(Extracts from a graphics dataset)
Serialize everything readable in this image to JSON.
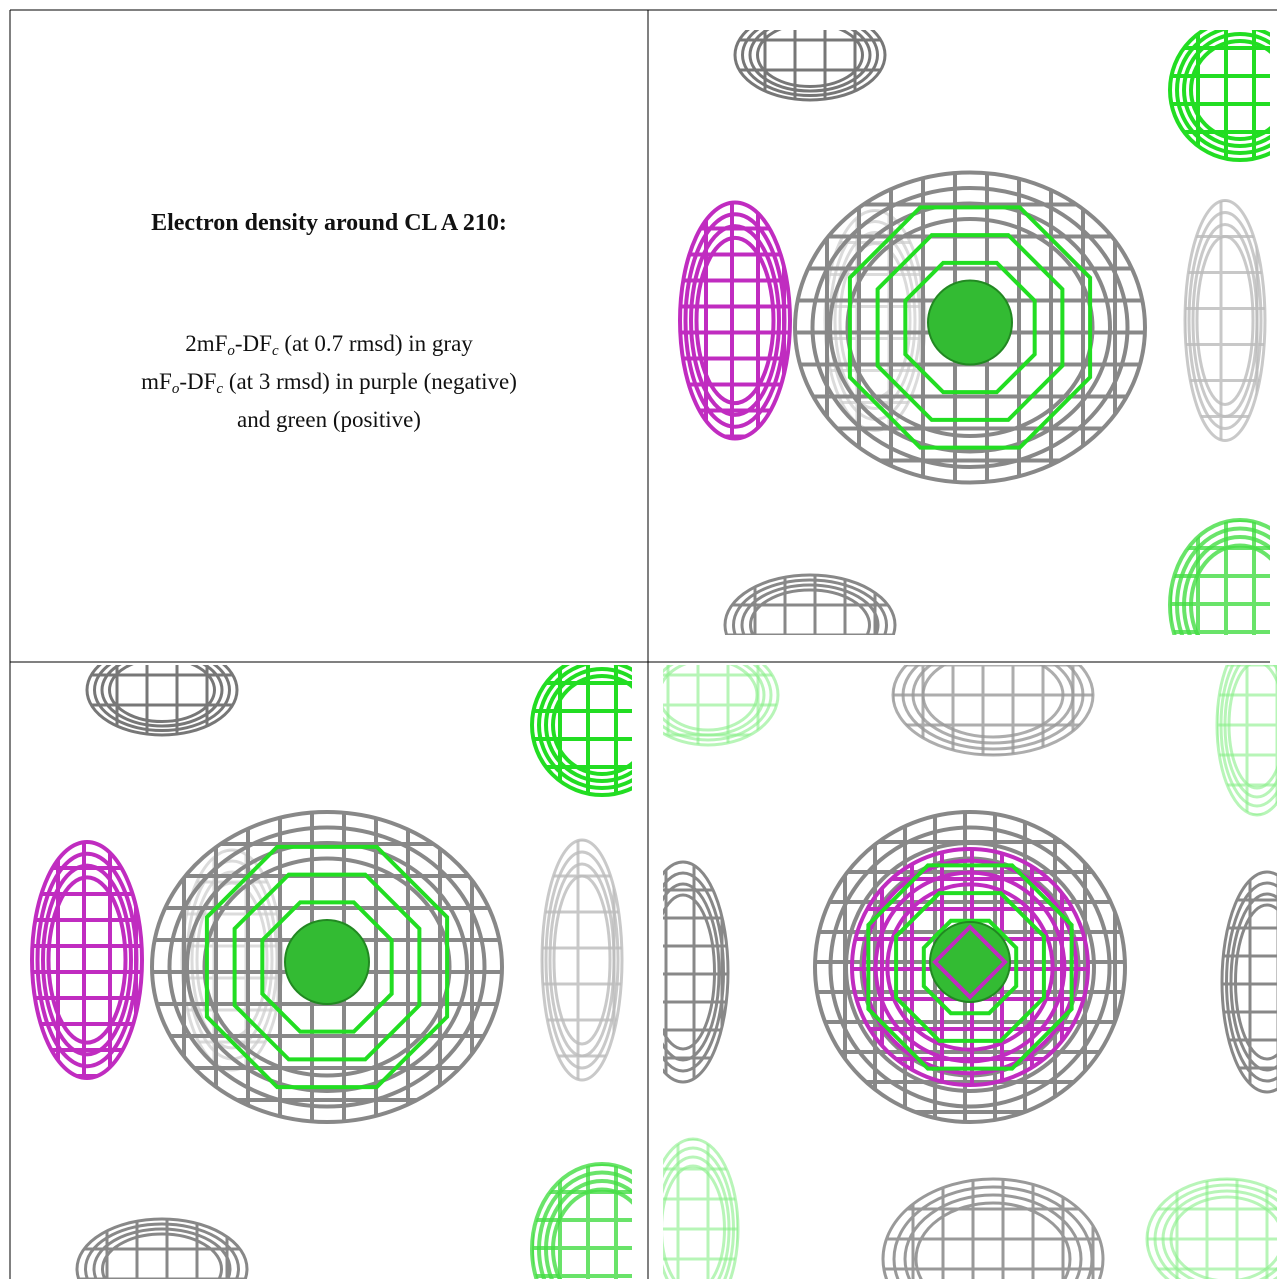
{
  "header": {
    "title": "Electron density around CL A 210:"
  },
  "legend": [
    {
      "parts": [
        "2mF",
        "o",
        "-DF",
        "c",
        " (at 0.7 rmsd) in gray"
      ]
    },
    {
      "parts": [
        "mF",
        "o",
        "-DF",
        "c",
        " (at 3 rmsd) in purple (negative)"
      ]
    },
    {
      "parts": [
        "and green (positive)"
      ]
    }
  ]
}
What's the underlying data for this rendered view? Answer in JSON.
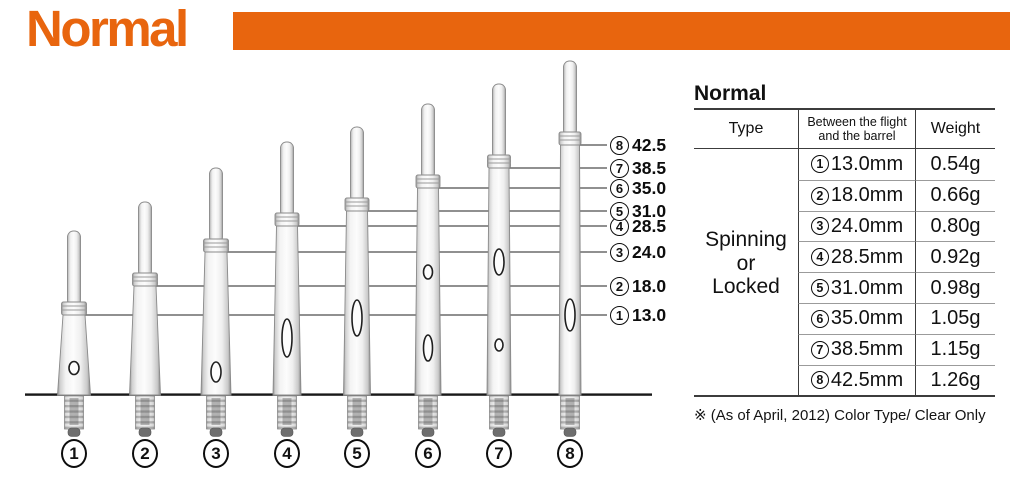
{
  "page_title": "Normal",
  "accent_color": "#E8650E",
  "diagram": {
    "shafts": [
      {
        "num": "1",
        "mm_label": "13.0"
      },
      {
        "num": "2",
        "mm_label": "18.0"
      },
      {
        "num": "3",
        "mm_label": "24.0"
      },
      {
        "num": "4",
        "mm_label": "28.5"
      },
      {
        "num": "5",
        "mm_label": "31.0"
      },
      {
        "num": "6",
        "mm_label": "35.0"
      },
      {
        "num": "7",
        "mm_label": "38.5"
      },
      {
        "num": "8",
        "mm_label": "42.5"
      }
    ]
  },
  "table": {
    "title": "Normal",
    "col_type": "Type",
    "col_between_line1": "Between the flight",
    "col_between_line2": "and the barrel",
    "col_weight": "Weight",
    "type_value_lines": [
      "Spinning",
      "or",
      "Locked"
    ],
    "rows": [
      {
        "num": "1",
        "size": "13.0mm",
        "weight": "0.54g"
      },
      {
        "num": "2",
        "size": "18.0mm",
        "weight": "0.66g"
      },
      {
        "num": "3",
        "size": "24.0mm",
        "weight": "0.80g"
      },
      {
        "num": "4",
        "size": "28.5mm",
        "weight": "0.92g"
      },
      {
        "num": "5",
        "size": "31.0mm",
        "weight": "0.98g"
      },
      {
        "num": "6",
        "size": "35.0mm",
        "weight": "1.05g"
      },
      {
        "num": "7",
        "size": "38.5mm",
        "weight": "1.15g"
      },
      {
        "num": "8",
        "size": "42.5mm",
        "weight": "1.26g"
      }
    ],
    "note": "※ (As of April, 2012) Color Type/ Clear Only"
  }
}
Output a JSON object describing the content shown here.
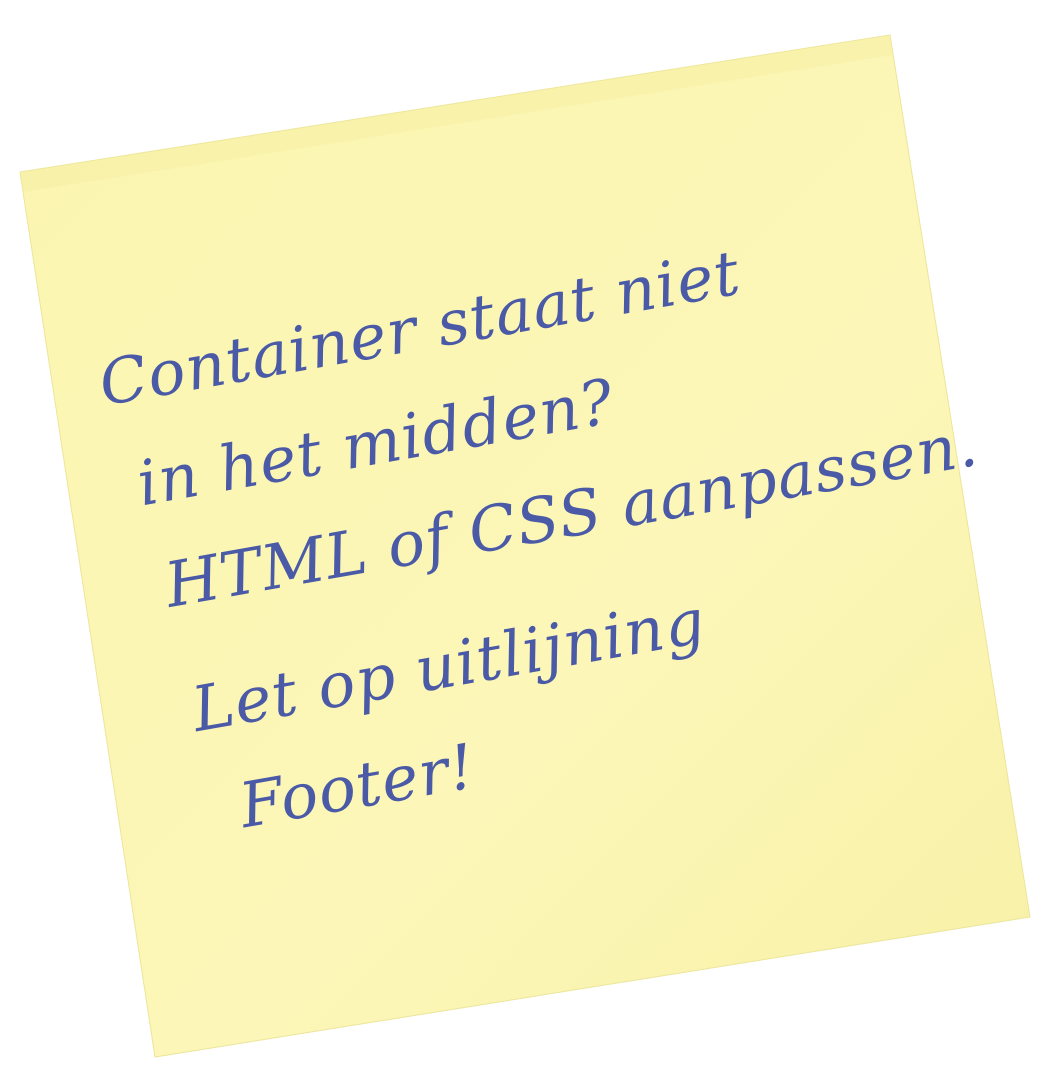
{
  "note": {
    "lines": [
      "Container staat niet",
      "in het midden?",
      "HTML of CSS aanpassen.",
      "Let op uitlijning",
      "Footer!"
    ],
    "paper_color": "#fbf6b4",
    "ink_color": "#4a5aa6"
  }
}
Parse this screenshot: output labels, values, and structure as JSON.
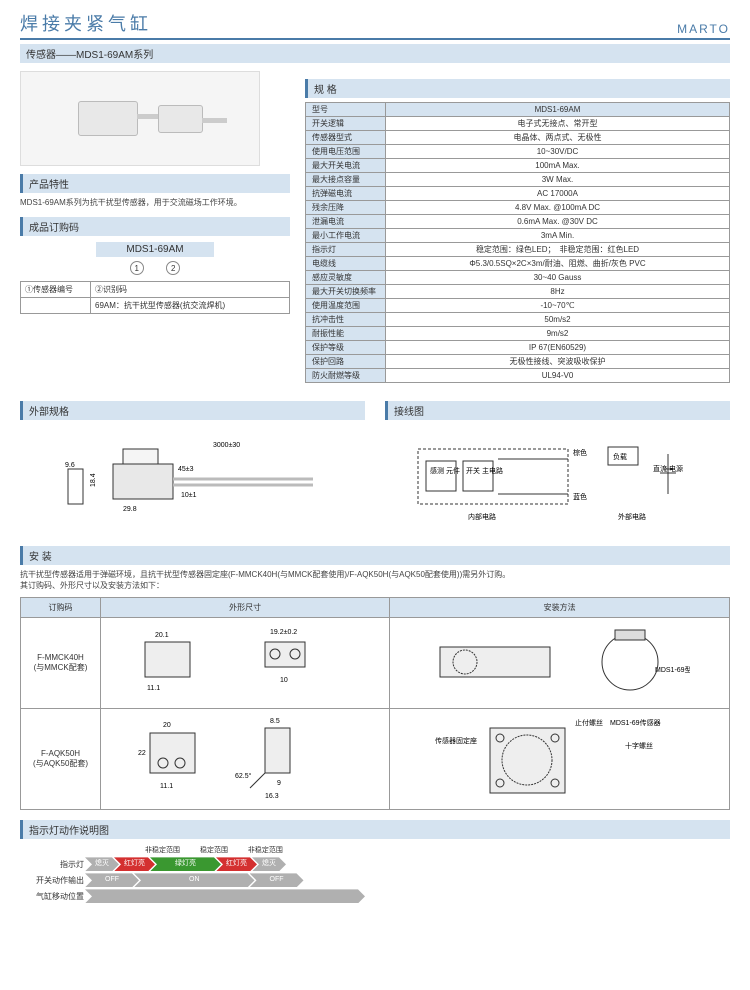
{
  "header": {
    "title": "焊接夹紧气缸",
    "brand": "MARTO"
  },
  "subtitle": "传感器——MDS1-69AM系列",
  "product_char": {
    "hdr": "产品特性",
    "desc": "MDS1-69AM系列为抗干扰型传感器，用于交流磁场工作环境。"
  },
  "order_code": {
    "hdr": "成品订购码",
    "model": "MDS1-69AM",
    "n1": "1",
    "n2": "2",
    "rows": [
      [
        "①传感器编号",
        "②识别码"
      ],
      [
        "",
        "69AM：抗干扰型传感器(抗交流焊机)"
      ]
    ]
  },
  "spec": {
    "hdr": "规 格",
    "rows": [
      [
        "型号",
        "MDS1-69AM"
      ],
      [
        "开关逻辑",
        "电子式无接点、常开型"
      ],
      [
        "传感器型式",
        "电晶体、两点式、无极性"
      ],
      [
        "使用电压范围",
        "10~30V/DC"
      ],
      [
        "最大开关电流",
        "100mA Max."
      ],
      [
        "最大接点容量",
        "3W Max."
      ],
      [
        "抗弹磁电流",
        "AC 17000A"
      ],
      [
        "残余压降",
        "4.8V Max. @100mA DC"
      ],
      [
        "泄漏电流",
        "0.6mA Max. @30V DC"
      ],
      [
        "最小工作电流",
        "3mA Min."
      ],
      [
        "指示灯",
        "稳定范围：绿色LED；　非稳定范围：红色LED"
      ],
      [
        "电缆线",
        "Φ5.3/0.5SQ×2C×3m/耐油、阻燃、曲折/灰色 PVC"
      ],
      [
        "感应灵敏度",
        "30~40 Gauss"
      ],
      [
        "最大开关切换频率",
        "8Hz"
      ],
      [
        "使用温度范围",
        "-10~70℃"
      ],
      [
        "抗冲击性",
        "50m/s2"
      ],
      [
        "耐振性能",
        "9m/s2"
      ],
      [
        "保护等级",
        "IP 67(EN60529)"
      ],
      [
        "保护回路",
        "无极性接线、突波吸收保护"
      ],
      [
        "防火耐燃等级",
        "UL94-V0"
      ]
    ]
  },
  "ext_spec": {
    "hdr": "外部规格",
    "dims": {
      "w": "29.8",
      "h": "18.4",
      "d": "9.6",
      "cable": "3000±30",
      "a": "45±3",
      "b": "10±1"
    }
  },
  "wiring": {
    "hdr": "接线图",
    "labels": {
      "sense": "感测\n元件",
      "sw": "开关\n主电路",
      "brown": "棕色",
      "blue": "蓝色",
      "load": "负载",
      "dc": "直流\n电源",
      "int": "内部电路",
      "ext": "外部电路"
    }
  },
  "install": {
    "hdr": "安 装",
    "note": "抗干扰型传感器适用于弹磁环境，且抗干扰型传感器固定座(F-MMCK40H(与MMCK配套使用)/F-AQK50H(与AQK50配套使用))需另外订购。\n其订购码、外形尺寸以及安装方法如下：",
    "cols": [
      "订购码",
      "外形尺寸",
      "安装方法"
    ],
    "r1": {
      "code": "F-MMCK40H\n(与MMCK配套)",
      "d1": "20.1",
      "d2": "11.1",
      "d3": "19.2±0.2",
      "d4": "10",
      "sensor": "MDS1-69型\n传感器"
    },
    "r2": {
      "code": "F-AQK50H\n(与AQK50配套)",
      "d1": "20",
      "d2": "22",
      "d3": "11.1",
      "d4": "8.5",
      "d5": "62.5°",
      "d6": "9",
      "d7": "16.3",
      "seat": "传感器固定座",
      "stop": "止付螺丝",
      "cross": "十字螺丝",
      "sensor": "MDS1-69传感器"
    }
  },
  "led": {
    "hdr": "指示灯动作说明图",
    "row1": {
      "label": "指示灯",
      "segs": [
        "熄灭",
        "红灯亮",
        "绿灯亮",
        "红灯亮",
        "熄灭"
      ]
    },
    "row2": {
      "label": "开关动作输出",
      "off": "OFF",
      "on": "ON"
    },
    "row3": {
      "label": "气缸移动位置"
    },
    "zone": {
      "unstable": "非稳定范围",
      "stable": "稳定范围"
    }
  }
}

What you need to do: Extract all the entries word for word; omit any pictures.

Final answer:
Serialize everything readable in this image to JSON.
{
  "header": {
    "title": "Electron density around CL A 210:"
  },
  "legend": [
    {
      "parts": [
        "2mF",
        "o",
        "-DF",
        "c",
        " (at 0.7 rmsd) in gray"
      ]
    },
    {
      "parts": [
        "mF",
        "o",
        "-DF",
        "c",
        " (at 3 rmsd) in purple (negative)"
      ]
    },
    {
      "parts": [
        "and green (positive)"
      ]
    }
  ]
}
What's the underlying data for this rendered view? Answer in JSON.
{
  "page_title": "Normal",
  "accent_color": "#E8650E",
  "diagram": {
    "shafts": [
      {
        "num": "1",
        "mm_label": "13.0"
      },
      {
        "num": "2",
        "mm_label": "18.0"
      },
      {
        "num": "3",
        "mm_label": "24.0"
      },
      {
        "num": "4",
        "mm_label": "28.5"
      },
      {
        "num": "5",
        "mm_label": "31.0"
      },
      {
        "num": "6",
        "mm_label": "35.0"
      },
      {
        "num": "7",
        "mm_label": "38.5"
      },
      {
        "num": "8",
        "mm_label": "42.5"
      }
    ]
  },
  "table": {
    "title": "Normal",
    "col_type": "Type",
    "col_between_line1": "Between the flight",
    "col_between_line2": "and the barrel",
    "col_weight": "Weight",
    "type_value_lines": [
      "Spinning",
      "or",
      "Locked"
    ],
    "rows": [
      {
        "num": "1",
        "size": "13.0mm",
        "weight": "0.54g"
      },
      {
        "num": "2",
        "size": "18.0mm",
        "weight": "0.66g"
      },
      {
        "num": "3",
        "size": "24.0mm",
        "weight": "0.80g"
      },
      {
        "num": "4",
        "size": "28.5mm",
        "weight": "0.92g"
      },
      {
        "num": "5",
        "size": "31.0mm",
        "weight": "0.98g"
      },
      {
        "num": "6",
        "size": "35.0mm",
        "weight": "1.05g"
      },
      {
        "num": "7",
        "size": "38.5mm",
        "weight": "1.15g"
      },
      {
        "num": "8",
        "size": "42.5mm",
        "weight": "1.26g"
      }
    ],
    "note": "※ (As of April, 2012) Color Type/ Clear Only"
  }
}
Output a JSON object describing the content shown here.
{
  "note": {
    "lines": [
      "Container staat niet",
      "in het midden?",
      "HTML of CSS aanpassen.",
      "Let op uitlijning",
      "Footer!"
    ],
    "paper_color": "#fbf6b4",
    "ink_color": "#4a5aa6"
  }
}
Parse this screenshot: output labels, values, and structure as JSON.
{
  "header": {
    "title": "焊接夹紧气缸",
    "brand": "MARTO"
  },
  "subtitle": "传感器——MDS1-69AM系列",
  "product_char": {
    "hdr": "产品特性",
    "desc": "MDS1-69AM系列为抗干扰型传感器，用于交流磁场工作环境。"
  },
  "order_code": {
    "hdr": "成品订购码",
    "model": "MDS1-69AM",
    "n1": "1",
    "n2": "2",
    "rows": [
      [
        "①传感器编号",
        "②识别码"
      ],
      [
        "",
        "69AM：抗干扰型传感器(抗交流焊机)"
      ]
    ]
  },
  "spec": {
    "hdr": "规 格",
    "rows": [
      [
        "型号",
        "MDS1-69AM"
      ],
      [
        "开关逻辑",
        "电子式无接点、常开型"
      ],
      [
        "传感器型式",
        "电晶体、两点式、无极性"
      ],
      [
        "使用电压范围",
        "10~30V/DC"
      ],
      [
        "最大开关电流",
        "100mA Max."
      ],
      [
        "最大接点容量",
        "3W Max."
      ],
      [
        "抗弹磁电流",
        "AC 17000A"
      ],
      [
        "残余压降",
        "4.8V Max. @100mA DC"
      ],
      [
        "泄漏电流",
        "0.6mA Max. @30V DC"
      ],
      [
        "最小工作电流",
        "3mA Min."
      ],
      [
        "指示灯",
        "稳定范围：绿色LED；　非稳定范围：红色LED"
      ],
      [
        "电缆线",
        "Φ5.3/0.5SQ×2C×3m/耐油、阻燃、曲折/灰色 PVC"
      ],
      [
        "感应灵敏度",
        "30~40 Gauss"
      ],
      [
        "最大开关切换频率",
        "8Hz"
      ],
      [
        "使用温度范围",
        "-10~70℃"
      ],
      [
        "抗冲击性",
        "50m/s2"
      ],
      [
        "耐振性能",
        "9m/s2"
      ],
      [
        "保护等级",
        "IP 67(EN60529)"
      ],
      [
        "保护回路",
        "无极性接线、突波吸收保护"
      ],
      [
        "防火耐燃等级",
        "UL94-V0"
      ]
    ]
  },
  "ext_spec": {
    "hdr": "外部规格",
    "dims": {
      "w": "29.8",
      "h": "18.4",
      "d": "9.6",
      "cable": "3000±30",
      "a": "45±3",
      "b": "10±1"
    }
  },
  "wiring": {
    "hdr": "接线图",
    "labels": {
      "sense": "感测\n元件",
      "sw": "开关\n主电路",
      "brown": "棕色",
      "blue": "蓝色",
      "load": "负载",
      "dc": "直流\n电源",
      "int": "内部电路",
      "ext": "外部电路"
    }
  },
  "install": {
    "hdr": "安 装",
    "note": "抗干扰型传感器适用于弹磁环境，且抗干扰型传感器固定座(F-MMCK40H(与MMCK配套使用)/F-AQK50H(与AQK50配套使用))需另外订购。\n其订购码、外形尺寸以及安装方法如下：",
    "cols": [
      "订购码",
      "外形尺寸",
      "安装方法"
    ],
    "r1": {
      "code": "F-MMCK40H\n(与MMCK配套)",
      "d1": "20.1",
      "d2": "11.1",
      "d3": "19.2±0.2",
      "d4": "10",
      "sensor": "MDS1-69型\n传感器"
    },
    "r2": {
      "code": "F-AQK50H\n(与AQK50配套)",
      "d1": "20",
      "d2": "22",
      "d3": "11.1",
      "d4": "8.5",
      "d5": "62.5°",
      "d6": "9",
      "d7": "16.3",
      "seat": "传感器固定座",
      "stop": "止付螺丝",
      "cross": "十字螺丝",
      "sensor": "MDS1-69传感器"
    }
  },
  "led": {
    "hdr": "指示灯动作说明图",
    "row1": {
      "label": "指示灯",
      "segs": [
        "熄灭",
        "红灯亮",
        "绿灯亮",
        "红灯亮",
        "熄灭"
      ]
    },
    "row2": {
      "label": "开关动作输出",
      "off": "OFF",
      "on": "ON"
    },
    "row3": {
      "label": "气缸移动位置"
    },
    "zone": {
      "unstable": "非稳定范围",
      "stable": "稳定范围"
    }
  }
}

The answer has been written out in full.